◆ **Work to be completed**: Copy the listing below word for word, leaving out the picture.

◆ **Supplied data**:
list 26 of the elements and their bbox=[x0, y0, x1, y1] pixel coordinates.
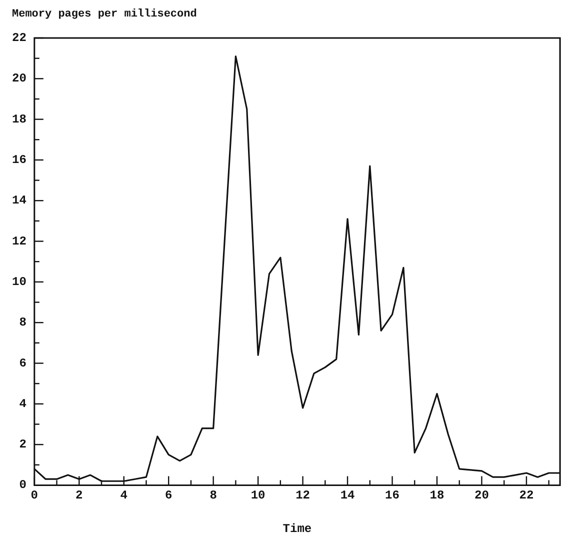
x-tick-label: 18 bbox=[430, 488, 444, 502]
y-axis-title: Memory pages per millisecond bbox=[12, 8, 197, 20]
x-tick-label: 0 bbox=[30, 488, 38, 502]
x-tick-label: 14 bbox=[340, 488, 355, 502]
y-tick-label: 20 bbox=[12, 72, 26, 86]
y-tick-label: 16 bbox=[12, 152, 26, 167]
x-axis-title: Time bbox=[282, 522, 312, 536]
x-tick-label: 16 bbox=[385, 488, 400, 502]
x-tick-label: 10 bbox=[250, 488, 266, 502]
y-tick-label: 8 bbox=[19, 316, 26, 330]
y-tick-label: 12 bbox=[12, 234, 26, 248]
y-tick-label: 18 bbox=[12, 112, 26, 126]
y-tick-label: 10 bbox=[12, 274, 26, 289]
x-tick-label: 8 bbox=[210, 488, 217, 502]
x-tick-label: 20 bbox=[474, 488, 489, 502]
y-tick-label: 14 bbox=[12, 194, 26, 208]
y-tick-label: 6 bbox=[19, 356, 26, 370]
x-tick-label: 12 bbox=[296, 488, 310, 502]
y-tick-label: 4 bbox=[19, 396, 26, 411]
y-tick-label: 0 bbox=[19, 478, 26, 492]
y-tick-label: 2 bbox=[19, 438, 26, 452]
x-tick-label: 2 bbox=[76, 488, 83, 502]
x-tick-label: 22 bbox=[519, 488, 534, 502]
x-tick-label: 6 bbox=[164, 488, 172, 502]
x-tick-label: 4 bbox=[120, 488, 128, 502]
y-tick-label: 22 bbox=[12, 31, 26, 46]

◆ **Complete response**:
list 26 of the elements and their bbox=[x0, y0, x1, y1] pixel coordinates.
x-tick-label: 18 bbox=[430, 488, 444, 502]
y-axis-title: Memory pages per millisecond bbox=[12, 8, 197, 20]
x-tick-label: 0 bbox=[30, 488, 38, 502]
x-tick-label: 14 bbox=[340, 488, 355, 502]
y-tick-label: 20 bbox=[12, 72, 26, 86]
y-tick-label: 16 bbox=[12, 152, 26, 167]
x-axis-title: Time bbox=[282, 522, 312, 536]
x-tick-label: 16 bbox=[385, 488, 400, 502]
x-tick-label: 10 bbox=[250, 488, 266, 502]
y-tick-label: 8 bbox=[19, 316, 26, 330]
y-tick-label: 12 bbox=[12, 234, 26, 248]
y-tick-label: 18 bbox=[12, 112, 26, 126]
y-tick-label: 10 bbox=[12, 274, 26, 289]
x-tick-label: 8 bbox=[210, 488, 217, 502]
x-tick-label: 20 bbox=[474, 488, 489, 502]
y-tick-label: 14 bbox=[12, 194, 26, 208]
y-tick-label: 6 bbox=[19, 356, 26, 370]
x-tick-label: 12 bbox=[296, 488, 310, 502]
y-tick-label: 4 bbox=[19, 396, 26, 411]
y-tick-label: 0 bbox=[19, 478, 26, 492]
y-tick-label: 2 bbox=[19, 438, 26, 452]
x-tick-label: 2 bbox=[76, 488, 83, 502]
x-tick-label: 22 bbox=[519, 488, 534, 502]
x-tick-label: 6 bbox=[164, 488, 172, 502]
x-tick-label: 4 bbox=[120, 488, 128, 502]
y-tick-label: 22 bbox=[12, 31, 26, 46]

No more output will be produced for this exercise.